## What is expected
Check each line below for the word "candlestick", and copy those that have it.

>>>>>

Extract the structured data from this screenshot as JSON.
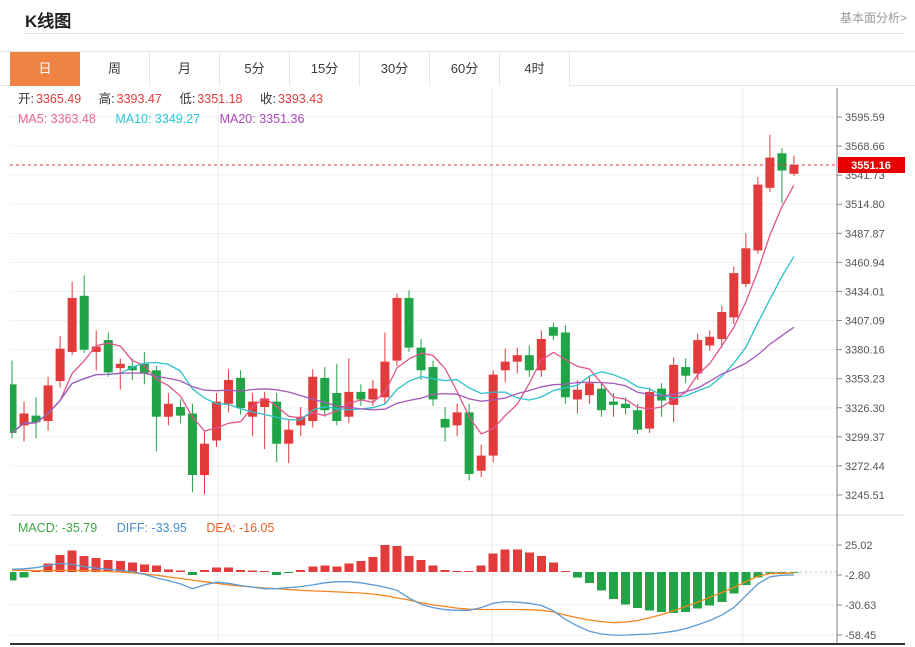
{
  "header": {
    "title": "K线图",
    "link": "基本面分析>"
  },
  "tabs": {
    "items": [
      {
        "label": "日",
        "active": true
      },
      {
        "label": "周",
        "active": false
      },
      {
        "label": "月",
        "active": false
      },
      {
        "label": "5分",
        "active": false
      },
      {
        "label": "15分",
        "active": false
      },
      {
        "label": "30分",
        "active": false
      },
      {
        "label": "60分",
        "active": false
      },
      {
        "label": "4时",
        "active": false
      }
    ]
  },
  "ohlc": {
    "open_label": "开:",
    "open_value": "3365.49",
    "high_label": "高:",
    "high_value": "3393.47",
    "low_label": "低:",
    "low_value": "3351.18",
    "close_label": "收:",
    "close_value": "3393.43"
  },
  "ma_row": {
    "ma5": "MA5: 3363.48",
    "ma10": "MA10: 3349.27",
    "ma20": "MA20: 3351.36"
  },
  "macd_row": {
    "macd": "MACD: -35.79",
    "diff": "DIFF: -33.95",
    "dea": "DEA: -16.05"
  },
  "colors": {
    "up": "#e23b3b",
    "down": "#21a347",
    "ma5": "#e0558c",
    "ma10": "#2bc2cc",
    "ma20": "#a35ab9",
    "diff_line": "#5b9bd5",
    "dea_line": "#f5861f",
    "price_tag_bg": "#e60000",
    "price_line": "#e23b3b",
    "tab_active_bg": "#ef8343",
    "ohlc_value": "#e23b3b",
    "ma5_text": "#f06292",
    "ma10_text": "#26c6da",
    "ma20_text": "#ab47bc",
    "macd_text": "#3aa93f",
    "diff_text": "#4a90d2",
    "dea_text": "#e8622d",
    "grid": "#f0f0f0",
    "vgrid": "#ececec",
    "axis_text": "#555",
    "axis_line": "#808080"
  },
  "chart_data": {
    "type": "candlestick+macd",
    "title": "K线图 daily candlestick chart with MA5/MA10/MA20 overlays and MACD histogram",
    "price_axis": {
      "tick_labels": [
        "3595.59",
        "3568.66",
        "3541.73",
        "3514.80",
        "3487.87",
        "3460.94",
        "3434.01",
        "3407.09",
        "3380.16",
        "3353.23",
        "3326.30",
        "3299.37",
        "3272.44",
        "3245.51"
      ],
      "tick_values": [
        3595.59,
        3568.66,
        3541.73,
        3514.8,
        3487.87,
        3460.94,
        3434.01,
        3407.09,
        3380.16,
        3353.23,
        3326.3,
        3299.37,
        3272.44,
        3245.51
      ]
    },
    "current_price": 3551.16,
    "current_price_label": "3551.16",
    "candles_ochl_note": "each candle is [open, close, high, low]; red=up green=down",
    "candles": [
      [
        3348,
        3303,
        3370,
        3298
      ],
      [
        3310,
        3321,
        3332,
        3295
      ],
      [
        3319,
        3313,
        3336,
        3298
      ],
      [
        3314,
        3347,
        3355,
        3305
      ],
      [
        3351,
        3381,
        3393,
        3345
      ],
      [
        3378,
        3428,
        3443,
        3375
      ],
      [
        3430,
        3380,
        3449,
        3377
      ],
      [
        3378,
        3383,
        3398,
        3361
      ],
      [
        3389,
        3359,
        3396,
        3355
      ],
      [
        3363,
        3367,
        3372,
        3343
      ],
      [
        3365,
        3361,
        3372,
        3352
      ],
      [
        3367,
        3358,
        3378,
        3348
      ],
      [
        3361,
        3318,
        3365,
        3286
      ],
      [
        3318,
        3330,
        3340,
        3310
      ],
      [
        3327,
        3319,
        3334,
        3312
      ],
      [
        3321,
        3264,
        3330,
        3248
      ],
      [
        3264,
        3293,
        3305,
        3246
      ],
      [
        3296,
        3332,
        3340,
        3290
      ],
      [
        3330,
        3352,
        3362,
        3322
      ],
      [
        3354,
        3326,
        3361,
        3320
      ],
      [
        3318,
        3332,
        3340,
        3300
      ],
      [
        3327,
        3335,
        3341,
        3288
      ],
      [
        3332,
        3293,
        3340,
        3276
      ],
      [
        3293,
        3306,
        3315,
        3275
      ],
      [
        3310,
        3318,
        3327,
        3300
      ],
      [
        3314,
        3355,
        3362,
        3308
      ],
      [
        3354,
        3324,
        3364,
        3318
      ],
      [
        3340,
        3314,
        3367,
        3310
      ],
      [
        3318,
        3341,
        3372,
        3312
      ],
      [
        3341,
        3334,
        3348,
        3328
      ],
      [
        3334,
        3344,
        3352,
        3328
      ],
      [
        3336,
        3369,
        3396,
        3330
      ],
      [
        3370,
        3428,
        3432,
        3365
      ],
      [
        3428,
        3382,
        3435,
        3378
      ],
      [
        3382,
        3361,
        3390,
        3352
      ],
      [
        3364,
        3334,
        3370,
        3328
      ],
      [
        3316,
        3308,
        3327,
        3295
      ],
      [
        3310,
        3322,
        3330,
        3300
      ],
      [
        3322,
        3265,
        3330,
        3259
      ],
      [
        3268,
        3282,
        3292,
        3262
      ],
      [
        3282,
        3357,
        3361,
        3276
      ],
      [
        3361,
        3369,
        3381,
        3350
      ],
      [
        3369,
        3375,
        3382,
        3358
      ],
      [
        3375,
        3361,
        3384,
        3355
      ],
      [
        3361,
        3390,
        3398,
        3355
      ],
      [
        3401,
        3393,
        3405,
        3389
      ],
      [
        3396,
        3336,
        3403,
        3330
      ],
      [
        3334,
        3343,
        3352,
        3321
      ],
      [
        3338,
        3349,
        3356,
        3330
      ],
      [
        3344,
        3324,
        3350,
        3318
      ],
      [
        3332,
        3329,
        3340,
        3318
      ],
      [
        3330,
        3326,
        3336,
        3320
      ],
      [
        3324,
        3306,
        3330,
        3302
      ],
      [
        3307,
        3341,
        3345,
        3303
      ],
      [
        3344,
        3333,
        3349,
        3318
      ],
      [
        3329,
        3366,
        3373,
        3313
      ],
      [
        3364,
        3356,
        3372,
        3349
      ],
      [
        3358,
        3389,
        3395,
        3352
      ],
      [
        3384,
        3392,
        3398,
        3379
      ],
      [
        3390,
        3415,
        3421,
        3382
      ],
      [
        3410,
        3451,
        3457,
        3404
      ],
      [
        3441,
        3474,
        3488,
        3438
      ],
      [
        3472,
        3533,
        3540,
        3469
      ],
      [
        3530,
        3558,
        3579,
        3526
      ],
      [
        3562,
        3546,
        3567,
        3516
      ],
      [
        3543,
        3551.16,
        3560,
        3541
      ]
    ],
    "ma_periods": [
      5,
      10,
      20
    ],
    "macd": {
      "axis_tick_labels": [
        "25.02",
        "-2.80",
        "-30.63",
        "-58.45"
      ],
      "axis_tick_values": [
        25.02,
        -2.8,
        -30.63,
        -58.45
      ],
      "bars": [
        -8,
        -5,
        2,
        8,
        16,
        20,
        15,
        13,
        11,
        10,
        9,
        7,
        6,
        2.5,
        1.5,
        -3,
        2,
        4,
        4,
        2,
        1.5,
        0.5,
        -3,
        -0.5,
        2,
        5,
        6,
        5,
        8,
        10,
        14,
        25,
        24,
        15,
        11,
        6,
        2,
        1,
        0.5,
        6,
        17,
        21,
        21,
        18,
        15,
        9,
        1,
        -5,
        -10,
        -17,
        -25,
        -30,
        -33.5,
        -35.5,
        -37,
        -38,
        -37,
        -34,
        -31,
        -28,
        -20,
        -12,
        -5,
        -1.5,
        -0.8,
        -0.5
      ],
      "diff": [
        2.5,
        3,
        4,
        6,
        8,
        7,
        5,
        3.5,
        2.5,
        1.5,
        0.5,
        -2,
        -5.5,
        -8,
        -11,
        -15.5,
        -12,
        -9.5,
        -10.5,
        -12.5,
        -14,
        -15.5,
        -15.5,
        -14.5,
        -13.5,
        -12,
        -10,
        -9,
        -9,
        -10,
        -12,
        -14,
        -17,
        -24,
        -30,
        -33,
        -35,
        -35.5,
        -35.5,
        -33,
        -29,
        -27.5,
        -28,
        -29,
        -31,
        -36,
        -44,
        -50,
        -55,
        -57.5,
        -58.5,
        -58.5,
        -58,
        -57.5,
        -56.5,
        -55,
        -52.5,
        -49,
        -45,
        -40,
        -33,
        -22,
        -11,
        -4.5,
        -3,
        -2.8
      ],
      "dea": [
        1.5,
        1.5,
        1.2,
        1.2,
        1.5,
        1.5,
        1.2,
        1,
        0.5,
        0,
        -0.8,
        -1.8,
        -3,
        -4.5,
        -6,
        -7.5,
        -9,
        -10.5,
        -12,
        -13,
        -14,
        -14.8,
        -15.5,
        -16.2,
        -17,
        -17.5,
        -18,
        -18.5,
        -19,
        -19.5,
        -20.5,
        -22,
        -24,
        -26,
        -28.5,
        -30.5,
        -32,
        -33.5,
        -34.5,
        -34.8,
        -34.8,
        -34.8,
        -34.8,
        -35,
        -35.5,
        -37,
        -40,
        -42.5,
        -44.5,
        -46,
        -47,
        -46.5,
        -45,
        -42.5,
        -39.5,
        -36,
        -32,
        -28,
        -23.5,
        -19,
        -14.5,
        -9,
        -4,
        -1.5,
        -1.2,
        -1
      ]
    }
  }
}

<<<<<
>>>>>

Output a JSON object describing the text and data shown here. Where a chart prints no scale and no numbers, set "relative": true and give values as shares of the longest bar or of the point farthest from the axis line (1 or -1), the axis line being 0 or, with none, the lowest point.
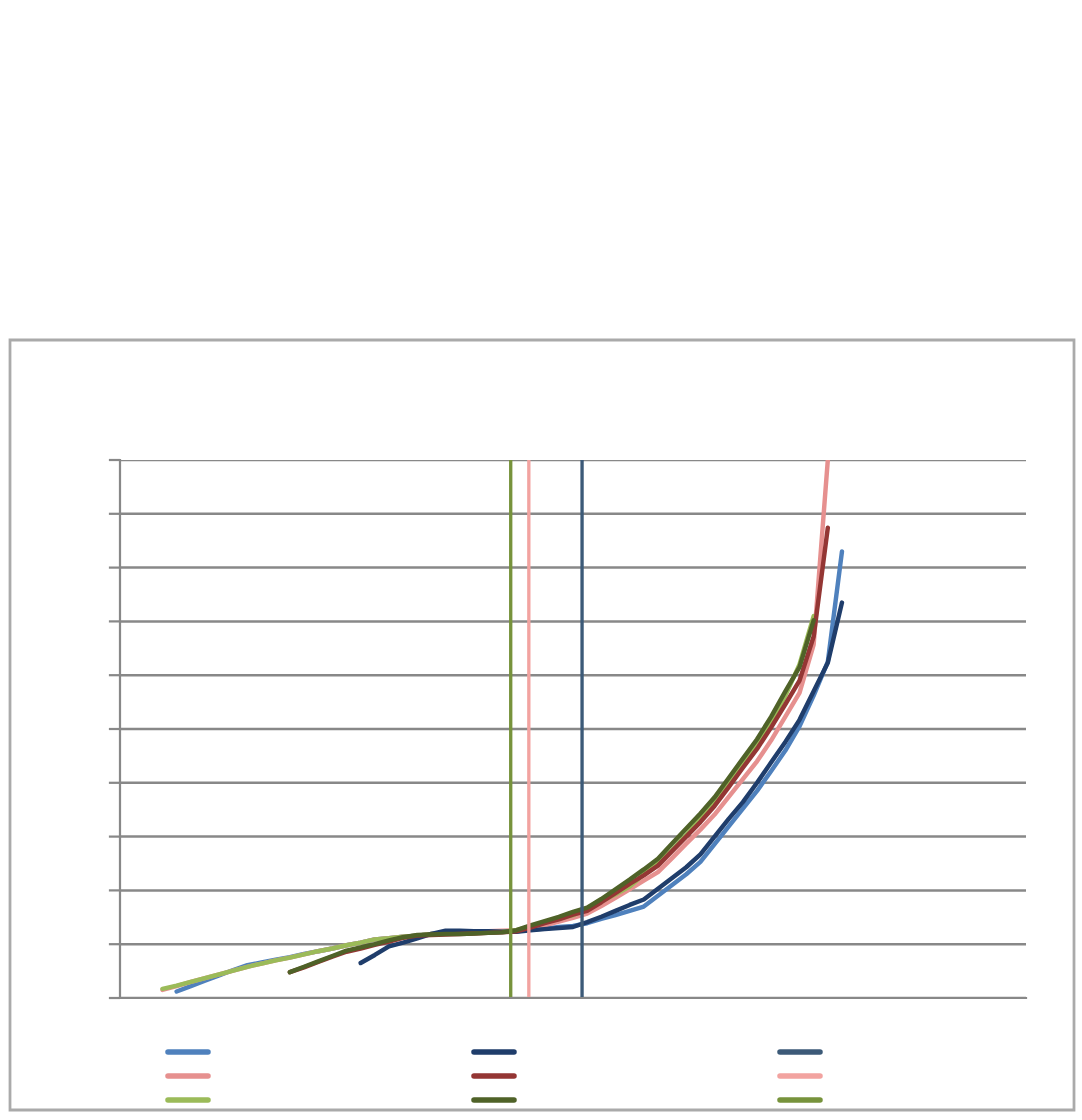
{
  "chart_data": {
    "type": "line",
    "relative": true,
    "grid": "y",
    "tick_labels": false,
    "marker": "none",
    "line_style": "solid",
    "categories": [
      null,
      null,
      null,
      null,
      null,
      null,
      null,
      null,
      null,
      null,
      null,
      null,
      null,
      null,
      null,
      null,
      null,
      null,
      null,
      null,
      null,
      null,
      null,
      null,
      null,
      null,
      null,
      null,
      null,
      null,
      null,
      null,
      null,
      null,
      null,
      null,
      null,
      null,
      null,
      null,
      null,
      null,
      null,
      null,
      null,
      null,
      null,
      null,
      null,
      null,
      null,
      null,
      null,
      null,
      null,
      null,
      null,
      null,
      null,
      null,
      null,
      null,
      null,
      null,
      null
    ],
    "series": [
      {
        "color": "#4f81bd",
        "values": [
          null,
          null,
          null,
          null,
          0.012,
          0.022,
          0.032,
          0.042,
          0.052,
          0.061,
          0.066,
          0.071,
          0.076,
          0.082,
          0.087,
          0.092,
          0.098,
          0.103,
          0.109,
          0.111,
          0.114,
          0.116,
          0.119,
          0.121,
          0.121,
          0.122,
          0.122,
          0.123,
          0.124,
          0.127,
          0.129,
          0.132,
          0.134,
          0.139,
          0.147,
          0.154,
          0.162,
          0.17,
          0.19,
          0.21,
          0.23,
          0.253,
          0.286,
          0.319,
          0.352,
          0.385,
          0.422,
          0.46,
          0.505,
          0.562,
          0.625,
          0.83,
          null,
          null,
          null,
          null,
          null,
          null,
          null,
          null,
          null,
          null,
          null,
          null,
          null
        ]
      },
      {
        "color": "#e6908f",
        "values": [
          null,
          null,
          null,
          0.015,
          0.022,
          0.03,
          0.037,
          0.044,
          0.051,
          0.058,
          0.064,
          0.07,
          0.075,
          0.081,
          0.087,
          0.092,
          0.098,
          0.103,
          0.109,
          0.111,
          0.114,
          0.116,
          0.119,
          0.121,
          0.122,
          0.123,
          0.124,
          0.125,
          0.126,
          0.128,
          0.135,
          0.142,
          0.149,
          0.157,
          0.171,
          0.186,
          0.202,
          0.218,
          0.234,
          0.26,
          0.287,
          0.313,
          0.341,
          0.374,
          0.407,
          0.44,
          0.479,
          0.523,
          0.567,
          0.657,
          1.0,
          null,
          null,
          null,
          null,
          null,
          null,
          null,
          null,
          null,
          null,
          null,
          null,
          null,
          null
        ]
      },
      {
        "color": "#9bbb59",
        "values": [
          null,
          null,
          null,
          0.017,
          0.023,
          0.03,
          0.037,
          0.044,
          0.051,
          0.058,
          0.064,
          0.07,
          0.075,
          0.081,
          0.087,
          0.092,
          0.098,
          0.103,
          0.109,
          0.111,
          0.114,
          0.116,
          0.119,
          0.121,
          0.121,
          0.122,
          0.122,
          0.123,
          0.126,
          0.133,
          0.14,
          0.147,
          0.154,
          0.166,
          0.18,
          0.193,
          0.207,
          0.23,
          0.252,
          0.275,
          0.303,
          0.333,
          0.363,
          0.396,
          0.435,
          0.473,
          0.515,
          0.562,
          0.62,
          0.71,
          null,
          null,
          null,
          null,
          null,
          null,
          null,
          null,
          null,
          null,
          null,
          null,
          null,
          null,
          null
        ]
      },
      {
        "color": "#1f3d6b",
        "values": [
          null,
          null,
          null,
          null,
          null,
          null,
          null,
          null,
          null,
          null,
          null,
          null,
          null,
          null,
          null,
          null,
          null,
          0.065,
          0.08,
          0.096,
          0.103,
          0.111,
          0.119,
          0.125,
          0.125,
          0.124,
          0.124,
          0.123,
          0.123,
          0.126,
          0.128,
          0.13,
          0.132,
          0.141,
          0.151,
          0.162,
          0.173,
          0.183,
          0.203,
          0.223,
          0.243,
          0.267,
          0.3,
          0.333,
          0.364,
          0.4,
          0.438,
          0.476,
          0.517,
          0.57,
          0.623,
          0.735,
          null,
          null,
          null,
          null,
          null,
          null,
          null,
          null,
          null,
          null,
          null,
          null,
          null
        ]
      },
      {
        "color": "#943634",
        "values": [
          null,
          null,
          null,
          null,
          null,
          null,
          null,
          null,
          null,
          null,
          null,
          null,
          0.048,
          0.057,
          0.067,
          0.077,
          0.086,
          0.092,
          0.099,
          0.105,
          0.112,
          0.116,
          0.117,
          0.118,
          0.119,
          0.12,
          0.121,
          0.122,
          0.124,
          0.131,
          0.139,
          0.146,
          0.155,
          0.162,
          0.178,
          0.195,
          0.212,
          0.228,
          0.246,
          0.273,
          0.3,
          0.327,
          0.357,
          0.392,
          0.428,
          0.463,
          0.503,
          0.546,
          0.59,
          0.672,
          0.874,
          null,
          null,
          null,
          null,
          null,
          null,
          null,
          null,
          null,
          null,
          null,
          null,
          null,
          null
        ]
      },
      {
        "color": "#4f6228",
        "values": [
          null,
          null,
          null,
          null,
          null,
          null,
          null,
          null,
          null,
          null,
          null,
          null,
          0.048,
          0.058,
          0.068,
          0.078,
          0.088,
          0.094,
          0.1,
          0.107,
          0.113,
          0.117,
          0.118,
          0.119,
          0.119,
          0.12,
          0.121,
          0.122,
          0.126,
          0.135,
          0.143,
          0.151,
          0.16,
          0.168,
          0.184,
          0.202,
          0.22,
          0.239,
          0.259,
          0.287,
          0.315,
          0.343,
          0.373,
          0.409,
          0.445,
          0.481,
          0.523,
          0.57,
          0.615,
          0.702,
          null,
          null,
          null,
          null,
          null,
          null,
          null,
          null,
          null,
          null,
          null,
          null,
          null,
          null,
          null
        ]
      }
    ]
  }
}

<<<<<

## Task answer
    "type": "candlestick+macd",
    "title": "K线图 daily candlestick chart with MA5/MA10/MA20 overlays and MACD histogram",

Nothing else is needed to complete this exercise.